• **INSTRUCTIONS**
**1.** Summarize the towel warmer thread in two sentences.
**2.** According to Dennis in the towel warmer thread, what two conditions must the unit meet?
**3.** Carry on the towel warmer thread from its last post.

• **PROVIDED TEXT**
-- BEGIN --

# Towel Warmers



## McShan (Feb 8, 2014)

Can you mount a towel warmer on a GFCI protected circuit 36 inches above the flood rim of a Tub. 2011 NEC


----------



## Dennis (Feb 8, 2014)

I don't see anything in the NEC that says you cant as long as the unit is rated for wet location and installed to manufacturers specs.


----------



## McShan (Feb 13, 2014)

The 30 inch clearance wouldn't apply?


----------



## Dennis (Feb 13, 2014)

McShan said:
			
		

> The 30 inch clearance wouldn't apply?


What 30 inches clearance-- do you mean 110.26--- doesn't apply here


----------



## north star (Feb 13, 2014)

*= = =*



McShan,

Can you please cite the [ code based ] reference that you are obtaining the

30" clearance from ?

Thanks !



*= = =*


----------



## McShan (Feb 14, 2014)

“E4002.11 Bathtub and shower space. A receptacle shall not be installed within or directly over a bathtub or shower stall.”

 ICC. “2012 International Residential Code.

I cannot find the 30" section yet but looking.


----------



## McShan (Feb 14, 2014)

-- END --

• **DATASET ROWS**

-- BEGIN --

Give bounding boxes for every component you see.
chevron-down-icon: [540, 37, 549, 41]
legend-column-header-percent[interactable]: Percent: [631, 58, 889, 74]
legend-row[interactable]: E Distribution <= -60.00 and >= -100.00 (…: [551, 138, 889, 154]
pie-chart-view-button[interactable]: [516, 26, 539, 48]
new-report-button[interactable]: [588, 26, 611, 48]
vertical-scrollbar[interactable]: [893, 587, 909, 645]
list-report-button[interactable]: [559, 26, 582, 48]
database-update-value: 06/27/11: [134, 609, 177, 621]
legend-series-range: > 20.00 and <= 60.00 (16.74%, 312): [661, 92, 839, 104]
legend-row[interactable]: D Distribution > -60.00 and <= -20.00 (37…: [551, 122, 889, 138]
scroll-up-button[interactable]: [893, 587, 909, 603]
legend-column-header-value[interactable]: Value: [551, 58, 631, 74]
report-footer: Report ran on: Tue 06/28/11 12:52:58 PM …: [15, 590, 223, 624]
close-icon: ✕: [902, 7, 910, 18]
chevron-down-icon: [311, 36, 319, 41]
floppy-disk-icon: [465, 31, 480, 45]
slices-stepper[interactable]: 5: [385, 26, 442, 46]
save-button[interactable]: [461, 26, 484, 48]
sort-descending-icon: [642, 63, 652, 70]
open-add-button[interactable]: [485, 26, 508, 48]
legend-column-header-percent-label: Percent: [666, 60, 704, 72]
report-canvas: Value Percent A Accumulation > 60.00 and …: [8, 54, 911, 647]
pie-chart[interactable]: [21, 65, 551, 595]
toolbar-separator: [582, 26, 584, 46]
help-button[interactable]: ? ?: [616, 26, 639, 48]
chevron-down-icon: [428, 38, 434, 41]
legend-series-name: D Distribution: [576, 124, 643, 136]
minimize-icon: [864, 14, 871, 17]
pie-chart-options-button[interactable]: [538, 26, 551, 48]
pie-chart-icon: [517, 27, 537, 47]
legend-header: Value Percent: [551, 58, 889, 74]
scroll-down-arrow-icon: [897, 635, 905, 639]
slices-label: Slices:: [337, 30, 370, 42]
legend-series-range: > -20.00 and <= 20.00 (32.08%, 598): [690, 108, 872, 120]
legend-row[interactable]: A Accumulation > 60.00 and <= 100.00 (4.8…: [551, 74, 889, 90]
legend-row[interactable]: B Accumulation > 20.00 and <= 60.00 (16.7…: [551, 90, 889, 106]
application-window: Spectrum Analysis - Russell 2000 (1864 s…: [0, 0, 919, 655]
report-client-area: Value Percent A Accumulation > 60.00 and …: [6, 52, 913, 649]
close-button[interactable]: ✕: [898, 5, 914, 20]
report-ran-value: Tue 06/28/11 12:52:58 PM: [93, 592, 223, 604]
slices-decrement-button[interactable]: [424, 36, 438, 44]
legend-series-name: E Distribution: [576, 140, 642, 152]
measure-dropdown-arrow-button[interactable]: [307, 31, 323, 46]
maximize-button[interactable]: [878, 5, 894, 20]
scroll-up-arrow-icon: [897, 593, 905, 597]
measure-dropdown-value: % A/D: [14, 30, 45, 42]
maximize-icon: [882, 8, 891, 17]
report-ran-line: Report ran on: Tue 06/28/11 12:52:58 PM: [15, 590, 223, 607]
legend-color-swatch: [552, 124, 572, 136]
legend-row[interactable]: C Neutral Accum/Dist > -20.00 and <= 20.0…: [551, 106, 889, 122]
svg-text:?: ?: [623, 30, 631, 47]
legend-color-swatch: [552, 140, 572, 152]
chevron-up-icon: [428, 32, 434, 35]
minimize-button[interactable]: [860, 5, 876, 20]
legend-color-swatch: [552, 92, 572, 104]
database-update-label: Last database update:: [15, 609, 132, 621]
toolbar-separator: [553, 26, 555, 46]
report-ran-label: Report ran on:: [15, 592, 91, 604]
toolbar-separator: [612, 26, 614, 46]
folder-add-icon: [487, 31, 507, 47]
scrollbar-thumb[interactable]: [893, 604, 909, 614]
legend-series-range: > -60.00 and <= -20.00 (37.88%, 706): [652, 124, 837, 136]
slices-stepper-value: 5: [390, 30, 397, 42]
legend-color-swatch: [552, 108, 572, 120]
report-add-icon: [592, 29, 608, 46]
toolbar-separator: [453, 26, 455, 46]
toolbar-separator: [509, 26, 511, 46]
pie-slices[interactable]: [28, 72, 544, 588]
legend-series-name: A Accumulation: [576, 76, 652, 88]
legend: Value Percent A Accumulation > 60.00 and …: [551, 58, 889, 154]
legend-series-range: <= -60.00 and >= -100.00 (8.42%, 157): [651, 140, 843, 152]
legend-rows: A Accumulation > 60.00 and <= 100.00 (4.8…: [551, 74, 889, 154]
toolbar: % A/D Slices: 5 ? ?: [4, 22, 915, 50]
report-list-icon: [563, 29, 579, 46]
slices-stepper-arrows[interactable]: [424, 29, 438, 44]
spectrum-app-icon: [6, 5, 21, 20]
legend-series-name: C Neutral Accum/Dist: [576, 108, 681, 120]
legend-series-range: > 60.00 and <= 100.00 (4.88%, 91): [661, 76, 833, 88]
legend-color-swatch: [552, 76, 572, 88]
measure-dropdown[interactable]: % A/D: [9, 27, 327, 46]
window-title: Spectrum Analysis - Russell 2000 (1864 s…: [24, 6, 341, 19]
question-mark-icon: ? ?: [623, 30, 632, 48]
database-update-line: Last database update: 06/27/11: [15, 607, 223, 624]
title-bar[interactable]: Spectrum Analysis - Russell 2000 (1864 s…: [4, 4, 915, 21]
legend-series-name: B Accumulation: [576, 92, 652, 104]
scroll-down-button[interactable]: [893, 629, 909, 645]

-- END --

• **ANSWERS FOR THE EXERCISE**
**1.** McShan asks whether a towel warmer can be mounted on a GFCI-protected circuit 36 inches above a tub's flood rim under the 2011 NEC, and Dennis replies that he sees nothing in the NEC against it as long as the unit is rated for a wet location and installed to the manufacturer's specs. When McShan raises a 30-inch clearance, Dennis asks whether he means 110.26 and says it doesn't apply, north star asks for the code reference, and McShan quotes IRC section E4002.11 on receptacles over tubs while saying he hasn't yet found the 30-inch section.

**2.** It must be rated for a wet location and installed to the manufacturer's specs.

**3.**
“E4003.11 Bathtub and shower areas. Cord-connected luminaires, chain-, cable-, or cord-suspended-luminaires, lighting track, pendants, and ceiling-suspended (paddle) fans shall not have any parts located within a zone measured 3 feet (914 mm) horizontally and 8 feet (2438 mm) vertically from the top of a bathtub rim or shower stall threshold. This zone is all encompassing and includes the space directly over the tub or shower. Luminaires within the actual outside dimension of the bathtub or shower to a height of 8 feet (2438 mm) vertically from the top of the bathtub rim or shower threshold shall be marked for damp locations and where subject to shower spray, shall be marked for wet locations.”

 ICC. “2012 International Residential Code.

Maybe this was what I was thinking about the 36" but this is for lights

This covers switches

“E4001.7 Damp or wet locations. A surface mounted switch or circuit breaker located in a damp or wet location or outside of a building shall be enclosed in a weatherproof enclosure or cabinet. A flush-mounted switch or circuit breaker in a damp or wet location shall be equipped with a weatherproof cover. Switches shall not be installed within wet locations in tub or shower spaces unless installed as part of a listed tub or shower assembly.”

 ICC. 2012 International Residential Code.

So Im still not sure a hard wired Towel warmer, centered on the tub and 36" above the flood rim is prohibited or not.


----------



## gfretwell (Feb 14, 2014)

I think Dennis put his finger on it. Is this a listed "wet location" unit and what do the installation instructions say?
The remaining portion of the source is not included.